# To do:
Filter the entries and keep only the lines where the string "内无人机内放置的物体处于失重状态" appears.

----

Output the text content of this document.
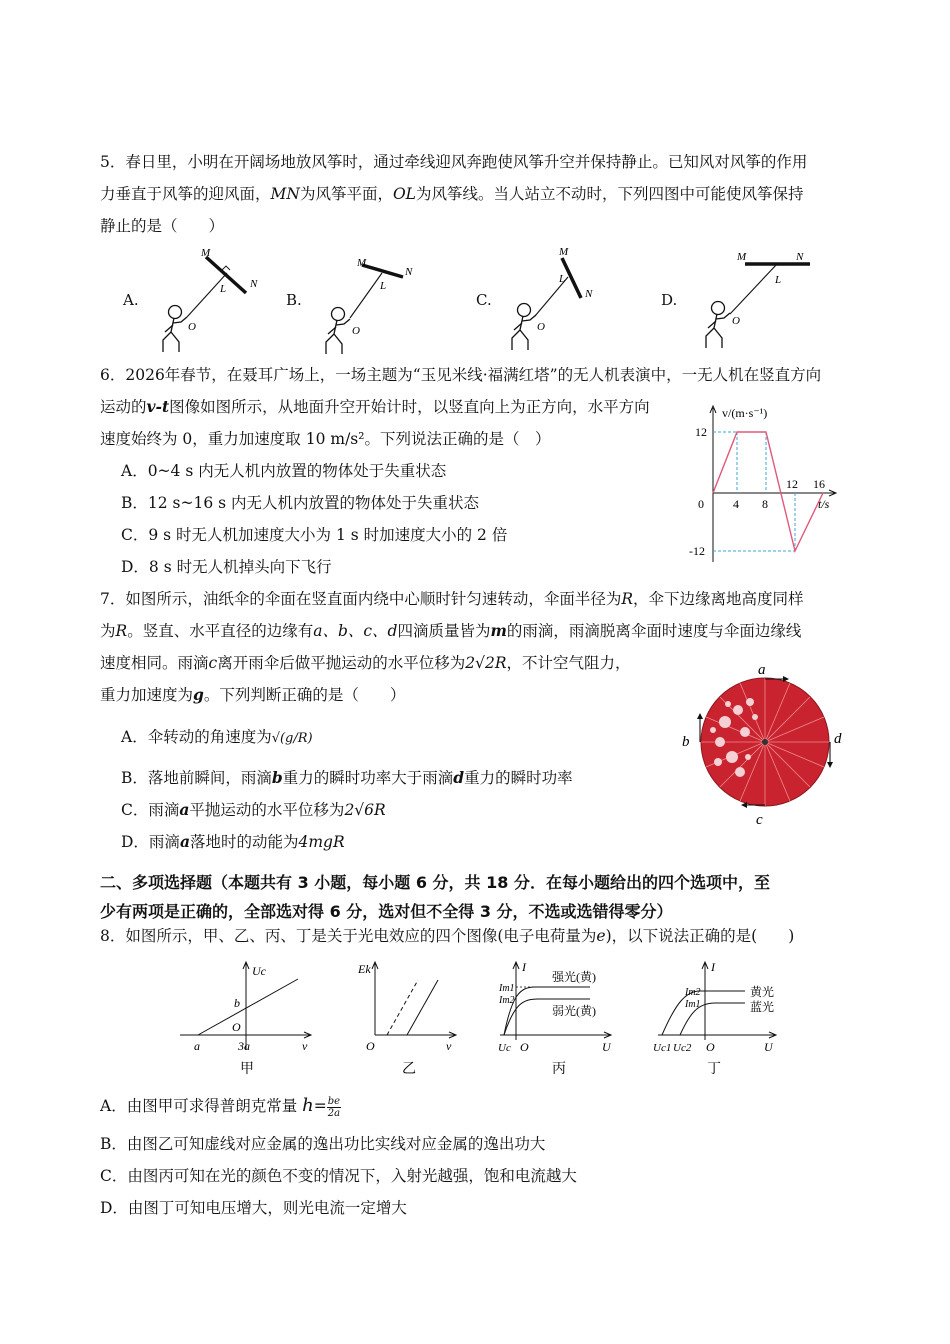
5．春日里，小明在开阔场地放风筝时，通过牵线迎风奔跑使风筝升空并保持静止。已知风对风筝的作用
力垂直于风筝的迎风面，MN为风筝平面，OL为风筝线。当人站立不动时，下列四图中可能使风筝保持
静止的是（　　）
A.	B.	C.	D.
M
N
L
O
M
N
L
O
M
N
L
O
M	N
L
O
6．2026年春节，在聂耳广场上，一场主题为“玉见米线·福满红塔”的无人机表演中，一无人机在竖直方向
运动的v-t图像如图所示，从地面升空开始计时，以竖直向上为正方向，水平方向
速度始终为 0，重力加速度取 10 m/s²。下列说法正确的是（　）
A．0~4 s 内无人机内放置的物体处于失重状态
B．12 s~16 s 内无人机内放置的物体处于失重状态
C．9 s 时无人机加速度大小为 1 s 时加速度大小的 2 倍
D．8 s 时无人机掉头向下飞行
v/(m·s⁻¹)
t/s
0 4 8
12 16
12
-12
7．如图所示，油纸伞的伞面在竖直面内绕中心顺时针匀速转动，伞面半径为R，伞下边缘离地高度同样
为R。竖直、水平直径的边缘有a、b、c、d四滴质量皆为m的雨滴，雨滴脱离伞面时速度与伞面边缘线
速度相同。雨滴c离开雨伞后做平抛运动的水平位移为2√2R，不计空气阻力，
重力加速度为g。下列判断正确的是（　　）
A．伞转动的角速度为√(g/R)
B．落地前瞬间，雨滴b重力的瞬时功率大于雨滴d重力的瞬时功率
C．雨滴a平抛运动的水平位移为2√6R
D．雨滴a落地时的动能为4mgR
a
b
c
d
二、多项选择题（本题共有 3 小题，每小题 6 分，共 18 分．在每小题给出的四个选项中，至
少有两项是正确的，全部选对得 6 分，选对但不全得 3 分，不选或选错得零分）
8．如图所示，甲、乙、丙、丁是关于光电效应的四个图像(电子电荷量为e)，以下说法正确的是(　　)
Uc
ν
b
O
a	3a
甲
Ek
ν
O
乙
I
U
Im1
Im2
强光(黄)
弱光(黄)
Uc O
丙
I
U
Im2
Im1
黄光
蓝光
Uc1 Uc2 O
丁
A．由图甲可求得普朗克常量 $h= \frac{be}{2a}$
B．由图乙可知虚线对应金属的逸出功比实线对应金属的逸出功大
C．由图丙可知在光的颜色不变的情况下，入射光越强，饱和电流越大
D．由图丁可知电压增大，则光电流一定增大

----

# The answer:
A．0~4 s 内无人机内放置的物体处于失重状态
B．12 s~16 s 内无人机内放置的物体处于失重状态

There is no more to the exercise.